Exercise details: Every line of the data that contains the string "from" must be copied.

(Figure collection entries)
* * *
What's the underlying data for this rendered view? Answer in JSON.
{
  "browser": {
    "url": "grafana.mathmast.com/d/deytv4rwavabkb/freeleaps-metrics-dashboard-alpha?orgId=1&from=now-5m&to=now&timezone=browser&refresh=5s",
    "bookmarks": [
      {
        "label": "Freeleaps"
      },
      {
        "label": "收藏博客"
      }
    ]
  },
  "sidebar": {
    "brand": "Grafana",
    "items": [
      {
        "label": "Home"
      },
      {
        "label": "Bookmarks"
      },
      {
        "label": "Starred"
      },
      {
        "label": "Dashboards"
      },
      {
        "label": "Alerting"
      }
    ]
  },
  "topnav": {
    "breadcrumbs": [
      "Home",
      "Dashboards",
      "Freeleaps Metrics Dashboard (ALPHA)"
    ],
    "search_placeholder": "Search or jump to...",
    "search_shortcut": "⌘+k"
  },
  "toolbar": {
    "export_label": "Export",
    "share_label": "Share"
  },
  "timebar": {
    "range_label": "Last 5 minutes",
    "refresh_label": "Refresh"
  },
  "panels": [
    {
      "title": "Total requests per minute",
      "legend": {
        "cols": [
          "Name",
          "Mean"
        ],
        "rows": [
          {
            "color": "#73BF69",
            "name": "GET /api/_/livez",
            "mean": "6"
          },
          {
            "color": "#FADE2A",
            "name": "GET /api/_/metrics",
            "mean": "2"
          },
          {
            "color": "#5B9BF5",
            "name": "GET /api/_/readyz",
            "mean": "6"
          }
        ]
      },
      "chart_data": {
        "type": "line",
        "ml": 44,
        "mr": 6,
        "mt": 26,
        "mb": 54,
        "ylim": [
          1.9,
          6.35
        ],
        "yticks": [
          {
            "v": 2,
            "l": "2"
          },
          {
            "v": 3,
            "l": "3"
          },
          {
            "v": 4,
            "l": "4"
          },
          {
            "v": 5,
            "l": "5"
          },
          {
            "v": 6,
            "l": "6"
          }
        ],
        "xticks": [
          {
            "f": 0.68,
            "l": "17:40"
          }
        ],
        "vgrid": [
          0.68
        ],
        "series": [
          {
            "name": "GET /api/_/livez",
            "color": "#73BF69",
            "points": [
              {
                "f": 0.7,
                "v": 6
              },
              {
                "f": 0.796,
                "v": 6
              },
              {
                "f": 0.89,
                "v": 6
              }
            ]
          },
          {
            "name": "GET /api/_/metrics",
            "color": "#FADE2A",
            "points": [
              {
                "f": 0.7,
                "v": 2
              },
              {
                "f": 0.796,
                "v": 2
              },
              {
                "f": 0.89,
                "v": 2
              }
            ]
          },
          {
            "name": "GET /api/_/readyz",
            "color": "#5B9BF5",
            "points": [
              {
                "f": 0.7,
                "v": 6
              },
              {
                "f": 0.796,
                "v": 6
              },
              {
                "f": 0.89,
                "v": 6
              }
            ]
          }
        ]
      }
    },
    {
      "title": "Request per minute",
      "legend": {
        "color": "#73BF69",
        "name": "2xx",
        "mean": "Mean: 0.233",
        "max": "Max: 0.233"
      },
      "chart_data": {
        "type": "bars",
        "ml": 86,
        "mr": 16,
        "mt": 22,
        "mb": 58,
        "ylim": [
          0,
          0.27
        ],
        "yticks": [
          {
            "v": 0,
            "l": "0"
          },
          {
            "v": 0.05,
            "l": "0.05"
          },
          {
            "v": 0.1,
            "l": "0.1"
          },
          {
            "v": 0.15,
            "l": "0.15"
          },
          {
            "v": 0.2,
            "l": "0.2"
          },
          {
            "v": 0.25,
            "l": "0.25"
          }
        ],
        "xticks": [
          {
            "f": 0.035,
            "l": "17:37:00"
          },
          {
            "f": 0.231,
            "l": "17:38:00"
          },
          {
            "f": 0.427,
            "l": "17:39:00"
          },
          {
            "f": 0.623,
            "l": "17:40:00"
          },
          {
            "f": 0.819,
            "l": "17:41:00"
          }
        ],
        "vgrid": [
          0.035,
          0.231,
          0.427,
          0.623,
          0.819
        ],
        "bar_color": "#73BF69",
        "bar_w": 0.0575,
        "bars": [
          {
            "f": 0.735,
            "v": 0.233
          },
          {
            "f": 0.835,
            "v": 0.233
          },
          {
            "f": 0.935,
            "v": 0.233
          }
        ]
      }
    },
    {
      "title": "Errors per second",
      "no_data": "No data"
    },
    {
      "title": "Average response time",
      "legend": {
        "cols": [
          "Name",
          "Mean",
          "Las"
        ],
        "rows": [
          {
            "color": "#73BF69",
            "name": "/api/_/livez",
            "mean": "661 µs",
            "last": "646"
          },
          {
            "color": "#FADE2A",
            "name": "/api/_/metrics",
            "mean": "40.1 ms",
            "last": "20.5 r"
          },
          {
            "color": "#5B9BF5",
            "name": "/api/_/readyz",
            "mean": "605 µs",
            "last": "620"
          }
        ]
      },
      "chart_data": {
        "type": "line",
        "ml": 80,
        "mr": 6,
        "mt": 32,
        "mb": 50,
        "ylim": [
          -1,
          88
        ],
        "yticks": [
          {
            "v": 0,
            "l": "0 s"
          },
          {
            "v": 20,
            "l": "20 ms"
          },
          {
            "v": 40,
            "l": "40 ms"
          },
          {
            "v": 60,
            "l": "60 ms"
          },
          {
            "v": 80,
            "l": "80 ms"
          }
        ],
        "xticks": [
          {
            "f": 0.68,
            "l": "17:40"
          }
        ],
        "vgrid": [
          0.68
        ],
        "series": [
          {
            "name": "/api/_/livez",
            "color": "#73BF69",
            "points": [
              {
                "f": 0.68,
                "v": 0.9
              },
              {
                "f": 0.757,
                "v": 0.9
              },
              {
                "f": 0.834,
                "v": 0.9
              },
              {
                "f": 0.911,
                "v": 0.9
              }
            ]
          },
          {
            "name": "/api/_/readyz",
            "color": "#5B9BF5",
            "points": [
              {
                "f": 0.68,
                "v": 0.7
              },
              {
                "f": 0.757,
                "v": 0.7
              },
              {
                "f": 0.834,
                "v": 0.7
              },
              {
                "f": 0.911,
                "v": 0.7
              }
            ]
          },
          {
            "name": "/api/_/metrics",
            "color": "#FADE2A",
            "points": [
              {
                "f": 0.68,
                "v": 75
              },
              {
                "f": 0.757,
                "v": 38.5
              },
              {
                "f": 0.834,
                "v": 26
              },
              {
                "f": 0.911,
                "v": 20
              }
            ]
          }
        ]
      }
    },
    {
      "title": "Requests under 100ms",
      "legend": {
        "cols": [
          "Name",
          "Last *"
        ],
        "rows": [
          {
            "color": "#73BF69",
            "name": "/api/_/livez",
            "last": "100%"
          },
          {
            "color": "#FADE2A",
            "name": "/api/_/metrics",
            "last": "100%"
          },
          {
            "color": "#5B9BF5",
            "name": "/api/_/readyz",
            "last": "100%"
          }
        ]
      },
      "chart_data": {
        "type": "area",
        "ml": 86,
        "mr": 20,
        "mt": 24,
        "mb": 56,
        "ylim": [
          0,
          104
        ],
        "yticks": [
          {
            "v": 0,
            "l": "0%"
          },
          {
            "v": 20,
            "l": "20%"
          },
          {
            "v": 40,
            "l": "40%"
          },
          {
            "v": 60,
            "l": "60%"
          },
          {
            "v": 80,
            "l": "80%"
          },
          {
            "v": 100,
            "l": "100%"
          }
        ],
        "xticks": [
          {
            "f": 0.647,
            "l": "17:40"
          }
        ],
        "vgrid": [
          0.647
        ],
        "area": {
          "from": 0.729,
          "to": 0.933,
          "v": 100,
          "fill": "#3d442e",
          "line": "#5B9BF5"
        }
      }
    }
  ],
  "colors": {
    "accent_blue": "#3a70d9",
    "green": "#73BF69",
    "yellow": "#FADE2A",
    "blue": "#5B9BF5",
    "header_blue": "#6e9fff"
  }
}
* * *
Reply:
    "url": "grafana.mathmast.com/d/deytv4rwavabkb/freeleaps-metrics-dashboard-alpha?orgId=1&from=now-5m&to=now&timezone=browser&refresh=5s",
          "from": 0.729,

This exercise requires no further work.